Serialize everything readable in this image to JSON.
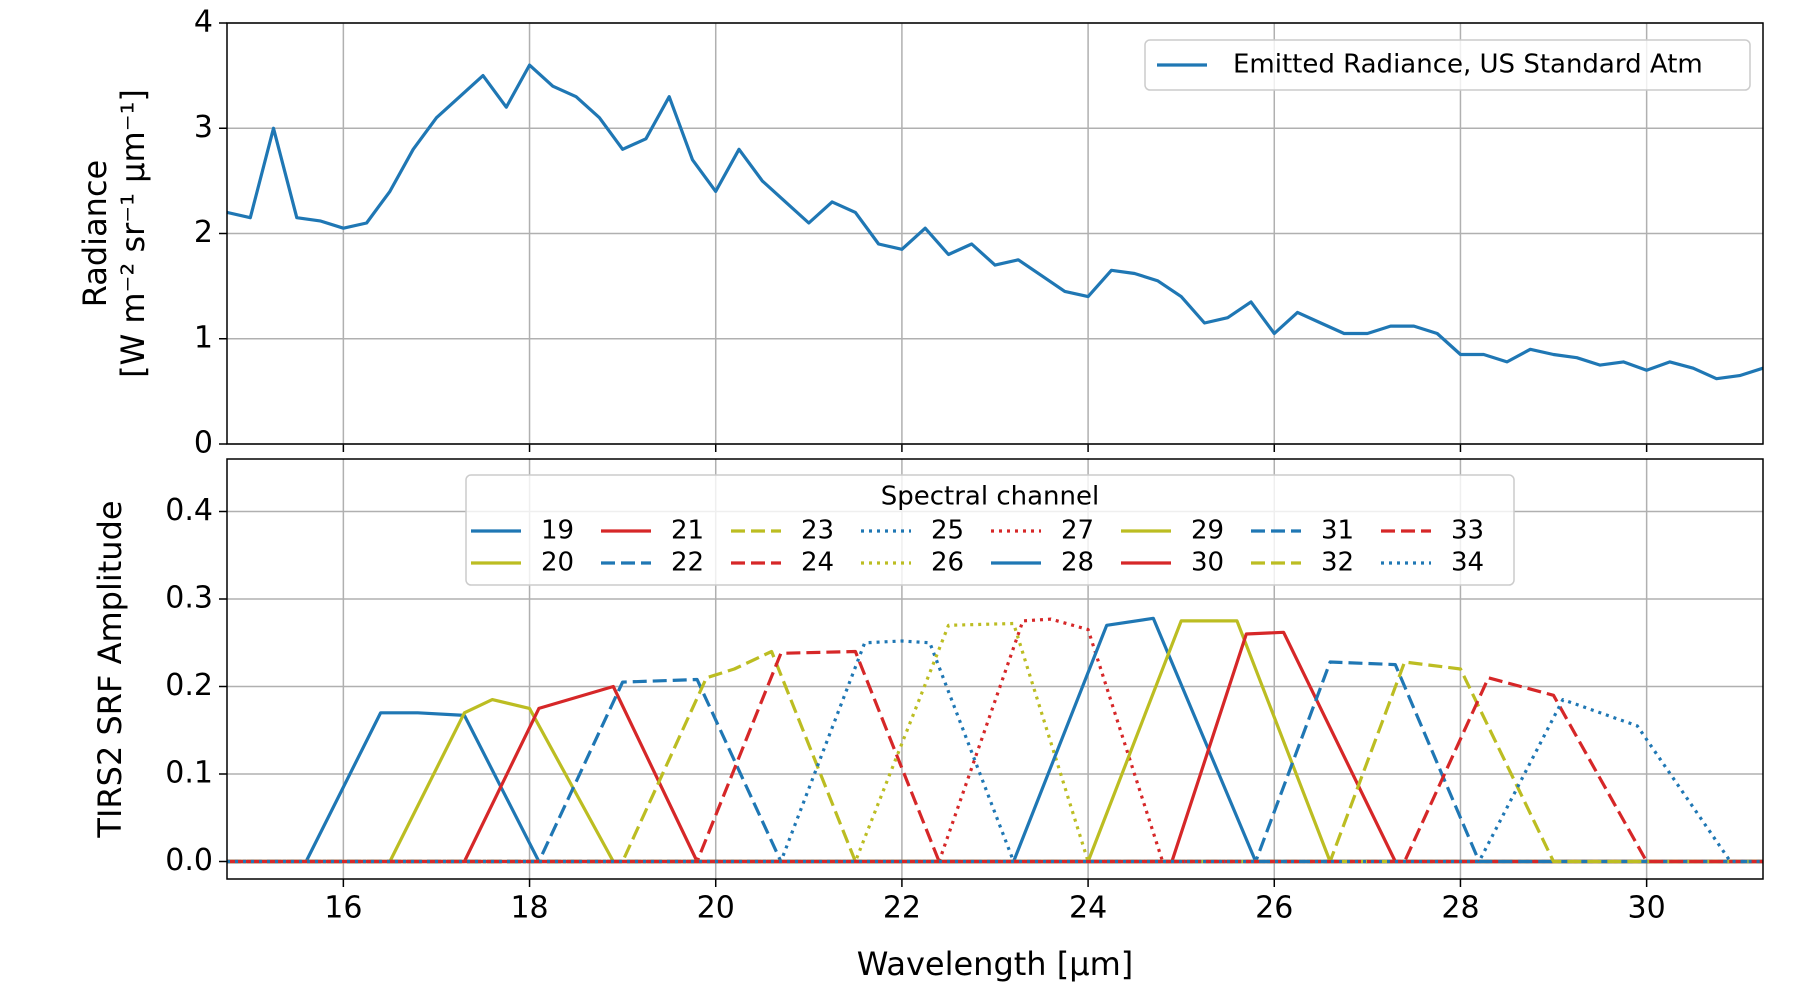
{
  "chart_data": [
    {
      "type": "line",
      "ylabel": [
        "Radiance",
        "[W m⁻² sr⁻¹ μm⁻¹]"
      ],
      "xlim": [
        14.75,
        31.25
      ],
      "xticks": [
        16,
        18,
        20,
        22,
        24,
        26,
        28,
        30
      ],
      "ylim": [
        0,
        4
      ],
      "yticks": [
        0,
        1,
        2,
        3,
        4
      ],
      "grid": true,
      "legend": "upper right",
      "x": [
        14.75,
        15.0,
        15.25,
        15.5,
        15.75,
        16.0,
        16.25,
        16.5,
        16.75,
        17.0,
        17.25,
        17.5,
        17.75,
        18.0,
        18.25,
        18.5,
        18.75,
        19.0,
        19.25,
        19.5,
        19.75,
        20.0,
        20.25,
        20.5,
        20.75,
        21.0,
        21.25,
        21.5,
        21.75,
        22.0,
        22.25,
        22.5,
        22.75,
        23.0,
        23.25,
        23.5,
        23.75,
        24.0,
        24.25,
        24.5,
        24.75,
        25.0,
        25.25,
        25.5,
        25.75,
        26.0,
        26.25,
        26.5,
        26.75,
        27.0,
        27.25,
        27.5,
        27.75,
        28.0,
        28.25,
        28.5,
        28.75,
        29.0,
        29.25,
        29.5,
        29.75,
        30.0,
        30.25,
        30.5,
        30.75,
        31.0,
        31.25
      ],
      "series": [
        {
          "name": "Emitted Radiance, US Standard Atm",
          "color": "#1f77b4",
          "linestyle": "solid",
          "values": [
            2.2,
            2.15,
            3.0,
            2.15,
            2.12,
            2.05,
            2.1,
            2.4,
            2.8,
            3.1,
            3.3,
            3.5,
            3.2,
            3.6,
            3.4,
            3.3,
            3.1,
            2.8,
            2.9,
            3.3,
            2.7,
            2.4,
            2.8,
            2.5,
            2.3,
            2.1,
            2.3,
            2.2,
            1.9,
            1.85,
            2.05,
            1.8,
            1.9,
            1.7,
            1.75,
            1.6,
            1.45,
            1.4,
            1.65,
            1.62,
            1.55,
            1.4,
            1.15,
            1.2,
            1.35,
            1.05,
            1.25,
            1.15,
            1.05,
            1.05,
            1.12,
            1.12,
            1.05,
            0.85,
            0.85,
            0.78,
            0.9,
            0.85,
            0.82,
            0.75,
            0.78,
            0.7,
            0.78,
            0.72,
            0.62,
            0.65,
            0.72
          ]
        }
      ]
    },
    {
      "type": "line",
      "xlabel": "Wavelength [μm]",
      "ylabel": [
        "TIRS2 SRF Amplitude"
      ],
      "xlim": [
        14.75,
        31.25
      ],
      "xticks": [
        16,
        18,
        20,
        22,
        24,
        26,
        28,
        30
      ],
      "ylim": [
        -0.02,
        0.46
      ],
      "yticks": [
        {
          "value": 0,
          "label": "0.0"
        },
        {
          "value": 0.1,
          "label": "0.1"
        },
        {
          "value": 0.2,
          "label": "0.2"
        },
        {
          "value": 0.3,
          "label": "0.3"
        },
        {
          "value": 0.4,
          "label": "0.4"
        }
      ],
      "grid": true,
      "legend": "upper center",
      "legend_title": "Spectral channel",
      "legend_rows": 2,
      "series": [
        {
          "name": "19",
          "color": "#1f77b4",
          "linestyle": "solid",
          "x": [
            14.75,
            15.6,
            16.4,
            16.8,
            17.3,
            18.1,
            31.25
          ],
          "values": [
            0,
            0,
            0.17,
            0.17,
            0.167,
            0,
            0
          ]
        },
        {
          "name": "20",
          "color": "#bcbd22",
          "linestyle": "solid",
          "x": [
            14.75,
            16.5,
            17.3,
            17.6,
            18.0,
            18.9,
            31.25
          ],
          "values": [
            0,
            0,
            0.17,
            0.185,
            0.175,
            0,
            0
          ]
        },
        {
          "name": "21",
          "color": "#d62728",
          "linestyle": "solid",
          "x": [
            14.75,
            17.3,
            18.1,
            18.9,
            19.8,
            31.25
          ],
          "values": [
            0,
            0,
            0.175,
            0.2,
            0,
            0
          ]
        },
        {
          "name": "22",
          "color": "#1f77b4",
          "linestyle": "dashed",
          "x": [
            14.75,
            18.1,
            19.0,
            19.8,
            20.7,
            31.25
          ],
          "values": [
            0,
            0,
            0.205,
            0.208,
            0,
            0
          ]
        },
        {
          "name": "23",
          "color": "#bcbd22",
          "linestyle": "dashed",
          "x": [
            14.75,
            19.0,
            19.9,
            20.2,
            20.6,
            21.5,
            31.25
          ],
          "values": [
            0,
            0,
            0.21,
            0.22,
            0.24,
            0,
            0
          ]
        },
        {
          "name": "24",
          "color": "#d62728",
          "linestyle": "dashed",
          "x": [
            14.75,
            19.8,
            20.7,
            21.5,
            22.4,
            31.25
          ],
          "values": [
            0,
            0,
            0.238,
            0.24,
            0,
            0
          ]
        },
        {
          "name": "25",
          "color": "#1f77b4",
          "linestyle": "dotted",
          "x": [
            14.75,
            20.7,
            21.6,
            22.0,
            22.3,
            23.2,
            31.25
          ],
          "values": [
            0,
            0,
            0.25,
            0.252,
            0.25,
            0,
            0
          ]
        },
        {
          "name": "26",
          "color": "#bcbd22",
          "linestyle": "dotted",
          "x": [
            14.75,
            21.5,
            22.5,
            23.2,
            24.0,
            31.25
          ],
          "values": [
            0,
            0,
            0.27,
            0.272,
            0,
            0
          ]
        },
        {
          "name": "27",
          "color": "#d62728",
          "linestyle": "dotted",
          "x": [
            14.75,
            22.4,
            23.3,
            23.6,
            24.0,
            24.8,
            31.25
          ],
          "values": [
            0,
            0,
            0.275,
            0.277,
            0.265,
            0,
            0
          ]
        },
        {
          "name": "28",
          "color": "#1f77b4",
          "linestyle": "solid",
          "x": [
            14.75,
            23.2,
            24.2,
            24.7,
            25.8,
            31.25
          ],
          "values": [
            0,
            0,
            0.27,
            0.278,
            0,
            0
          ]
        },
        {
          "name": "29",
          "color": "#bcbd22",
          "linestyle": "solid",
          "x": [
            14.75,
            24.0,
            25.0,
            25.6,
            26.6,
            31.25
          ],
          "values": [
            0,
            0,
            0.275,
            0.275,
            0,
            0
          ]
        },
        {
          "name": "30",
          "color": "#d62728",
          "linestyle": "solid",
          "x": [
            14.75,
            24.9,
            25.7,
            26.1,
            27.3,
            31.25
          ],
          "values": [
            0,
            0,
            0.26,
            0.262,
            0,
            0
          ]
        },
        {
          "name": "31",
          "color": "#1f77b4",
          "linestyle": "dashed",
          "x": [
            14.75,
            25.8,
            26.6,
            27.3,
            28.2,
            31.25
          ],
          "values": [
            0,
            0,
            0.228,
            0.225,
            0,
            0
          ]
        },
        {
          "name": "32",
          "color": "#bcbd22",
          "linestyle": "dashed",
          "x": [
            14.75,
            26.6,
            27.4,
            28.0,
            29.0,
            31.25
          ],
          "values": [
            0,
            0,
            0.228,
            0.22,
            0,
            0
          ]
        },
        {
          "name": "33",
          "color": "#d62728",
          "linestyle": "dashed",
          "x": [
            14.75,
            27.4,
            28.3,
            29.0,
            30.0,
            31.25
          ],
          "values": [
            0,
            0,
            0.21,
            0.19,
            0,
            0
          ]
        },
        {
          "name": "34",
          "color": "#1f77b4",
          "linestyle": "dotted",
          "x": [
            14.75,
            28.2,
            29.1,
            29.9,
            30.9,
            31.25
          ],
          "values": [
            0,
            0,
            0.185,
            0.155,
            0,
            0
          ]
        }
      ]
    }
  ]
}
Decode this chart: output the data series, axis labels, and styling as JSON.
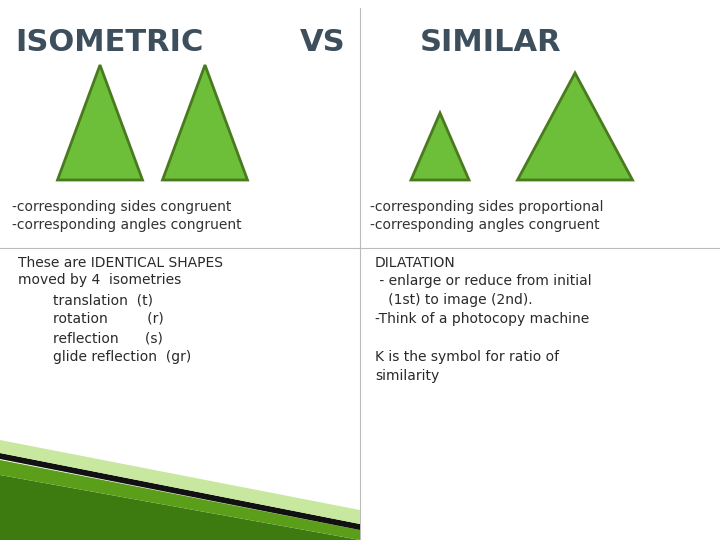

▸ **WHAT THE TASK ASKS**: Strip out the images, then output the records above word for word.

▸ **CORRECT ANSWER**:
Serialize everything readable in this image to JSON.
{
  "chart_data": [
    {
      "type": "line",
      "ylabel": [
        "Radiance",
        "[W m⁻² sr⁻¹ μm⁻¹]"
      ],
      "xlim": [
        14.75,
        31.25
      ],
      "xticks": [
        16,
        18,
        20,
        22,
        24,
        26,
        28,
        30
      ],
      "ylim": [
        0,
        4
      ],
      "yticks": [
        0,
        1,
        2,
        3,
        4
      ],
      "grid": true,
      "legend": "upper right",
      "x": [
        14.75,
        15.0,
        15.25,
        15.5,
        15.75,
        16.0,
        16.25,
        16.5,
        16.75,
        17.0,
        17.25,
        17.5,
        17.75,
        18.0,
        18.25,
        18.5,
        18.75,
        19.0,
        19.25,
        19.5,
        19.75,
        20.0,
        20.25,
        20.5,
        20.75,
        21.0,
        21.25,
        21.5,
        21.75,
        22.0,
        22.25,
        22.5,
        22.75,
        23.0,
        23.25,
        23.5,
        23.75,
        24.0,
        24.25,
        24.5,
        24.75,
        25.0,
        25.25,
        25.5,
        25.75,
        26.0,
        26.25,
        26.5,
        26.75,
        27.0,
        27.25,
        27.5,
        27.75,
        28.0,
        28.25,
        28.5,
        28.75,
        29.0,
        29.25,
        29.5,
        29.75,
        30.0,
        30.25,
        30.5,
        30.75,
        31.0,
        31.25
      ],
      "series": [
        {
          "name": "Emitted Radiance, US Standard Atm",
          "color": "#1f77b4",
          "linestyle": "solid",
          "values": [
            2.2,
            2.15,
            3.0,
            2.15,
            2.12,
            2.05,
            2.1,
            2.4,
            2.8,
            3.1,
            3.3,
            3.5,
            3.2,
            3.6,
            3.4,
            3.3,
            3.1,
            2.8,
            2.9,
            3.3,
            2.7,
            2.4,
            2.8,
            2.5,
            2.3,
            2.1,
            2.3,
            2.2,
            1.9,
            1.85,
            2.05,
            1.8,
            1.9,
            1.7,
            1.75,
            1.6,
            1.45,
            1.4,
            1.65,
            1.62,
            1.55,
            1.4,
            1.15,
            1.2,
            1.35,
            1.05,
            1.25,
            1.15,
            1.05,
            1.05,
            1.12,
            1.12,
            1.05,
            0.85,
            0.85,
            0.78,
            0.9,
            0.85,
            0.82,
            0.75,
            0.78,
            0.7,
            0.78,
            0.72,
            0.62,
            0.65,
            0.72
          ]
        }
      ]
    },
    {
      "type": "line",
      "xlabel": "Wavelength [μm]",
      "ylabel": [
        "TIRS2 SRF Amplitude"
      ],
      "xlim": [
        14.75,
        31.25
      ],
      "xticks": [
        16,
        18,
        20,
        22,
        24,
        26,
        28,
        30
      ],
      "ylim": [
        -0.02,
        0.46
      ],
      "yticks": [
        {
          "value": 0,
          "label": "0.0"
        },
        {
          "value": 0.1,
          "label": "0.1"
        },
        {
          "value": 0.2,
          "label": "0.2"
        },
        {
          "value": 0.3,
          "label": "0.3"
        },
        {
          "value": 0.4,
          "label": "0.4"
        }
      ],
      "grid": true,
      "legend": "upper center",
      "legend_title": "Spectral channel",
      "legend_rows": 2,
      "series": [
        {
          "name": "19",
          "color": "#1f77b4",
          "linestyle": "solid",
          "x": [
            14.75,
            15.6,
            16.4,
            16.8,
            17.3,
            18.1,
            31.25
          ],
          "values": [
            0,
            0,
            0.17,
            0.17,
            0.167,
            0,
            0
          ]
        },
        {
          "name": "20",
          "color": "#bcbd22",
          "linestyle": "solid",
          "x": [
            14.75,
            16.5,
            17.3,
            17.6,
            18.0,
            18.9,
            31.25
          ],
          "values": [
            0,
            0,
            0.17,
            0.185,
            0.175,
            0,
            0
          ]
        },
        {
          "name": "21",
          "color": "#d62728",
          "linestyle": "solid",
          "x": [
            14.75,
            17.3,
            18.1,
            18.9,
            19.8,
            31.25
          ],
          "values": [
            0,
            0,
            0.175,
            0.2,
            0,
            0
          ]
        },
        {
          "name": "22",
          "color": "#1f77b4",
          "linestyle": "dashed",
          "x": [
            14.75,
            18.1,
            19.0,
            19.8,
            20.7,
            31.25
          ],
          "values": [
            0,
            0,
            0.205,
            0.208,
            0,
            0
          ]
        },
        {
          "name": "23",
          "color": "#bcbd22",
          "linestyle": "dashed",
          "x": [
            14.75,
            19.0,
            19.9,
            20.2,
            20.6,
            21.5,
            31.25
          ],
          "values": [
            0,
            0,
            0.21,
            0.22,
            0.24,
            0,
            0
          ]
        },
        {
          "name": "24",
          "color": "#d62728",
          "linestyle": "dashed",
          "x": [
            14.75,
            19.8,
            20.7,
            21.5,
            22.4,
            31.25
          ],
          "values": [
            0,
            0,
            0.238,
            0.24,
            0,
            0
          ]
        },
        {
          "name": "25",
          "color": "#1f77b4",
          "linestyle": "dotted",
          "x": [
            14.75,
            20.7,
            21.6,
            22.0,
            22.3,
            23.2,
            31.25
          ],
          "values": [
            0,
            0,
            0.25,
            0.252,
            0.25,
            0,
            0
          ]
        },
        {
          "name": "26",
          "color": "#bcbd22",
          "linestyle": "dotted",
          "x": [
            14.75,
            21.5,
            22.5,
            23.2,
            24.0,
            31.25
          ],
          "values": [
            0,
            0,
            0.27,
            0.272,
            0,
            0
          ]
        },
        {
          "name": "27",
          "color": "#d62728",
          "linestyle": "dotted",
          "x": [
            14.75,
            22.4,
            23.3,
            23.6,
            24.0,
            24.8,
            31.25
          ],
          "values": [
            0,
            0,
            0.275,
            0.277,
            0.265,
            0,
            0
          ]
        },
        {
          "name": "28",
          "color": "#1f77b4",
          "linestyle": "solid",
          "x": [
            14.75,
            23.2,
            24.2,
            24.7,
            25.8,
            31.25
          ],
          "values": [
            0,
            0,
            0.27,
            0.278,
            0,
            0
          ]
        },
        {
          "name": "29",
          "color": "#bcbd22",
          "linestyle": "solid",
          "x": [
            14.75,
            24.0,
            25.0,
            25.6,
            26.6,
            31.25
          ],
          "values": [
            0,
            0,
            0.275,
            0.275,
            0,
            0
          ]
        },
        {
          "name": "30",
          "color": "#d62728",
          "linestyle": "solid",
          "x": [
            14.75,
            24.9,
            25.7,
            26.1,
            27.3,
            31.25
          ],
          "values": [
            0,
            0,
            0.26,
            0.262,
            0,
            0
          ]
        },
        {
          "name": "31",
          "color": "#1f77b4",
          "linestyle": "dashed",
          "x": [
            14.75,
            25.8,
            26.6,
            27.3,
            28.2,
            31.25
          ],
          "values": [
            0,
            0,
            0.228,
            0.225,
            0,
            0
          ]
        },
        {
          "name": "32",
          "color": "#bcbd22",
          "linestyle": "dashed",
          "x": [
            14.75,
            26.6,
            27.4,
            28.0,
            29.0,
            31.25
          ],
          "values": [
            0,
            0,
            0.228,
            0.22,
            0,
            0
          ]
        },
        {
          "name": "33",
          "color": "#d62728",
          "linestyle": "dashed",
          "x": [
            14.75,
            27.4,
            28.3,
            29.0,
            30.0,
            31.25
          ],
          "values": [
            0,
            0,
            0.21,
            0.19,
            0,
            0
          ]
        },
        {
          "name": "34",
          "color": "#1f77b4",
          "linestyle": "dotted",
          "x": [
            14.75,
            28.2,
            29.1,
            29.9,
            30.9,
            31.25
          ],
          "values": [
            0,
            0,
            0.185,
            0.155,
            0,
            0
          ]
        }
      ]
    }
  ]
}
Decode this chart: output the data series, axis labels, and styling as JSON.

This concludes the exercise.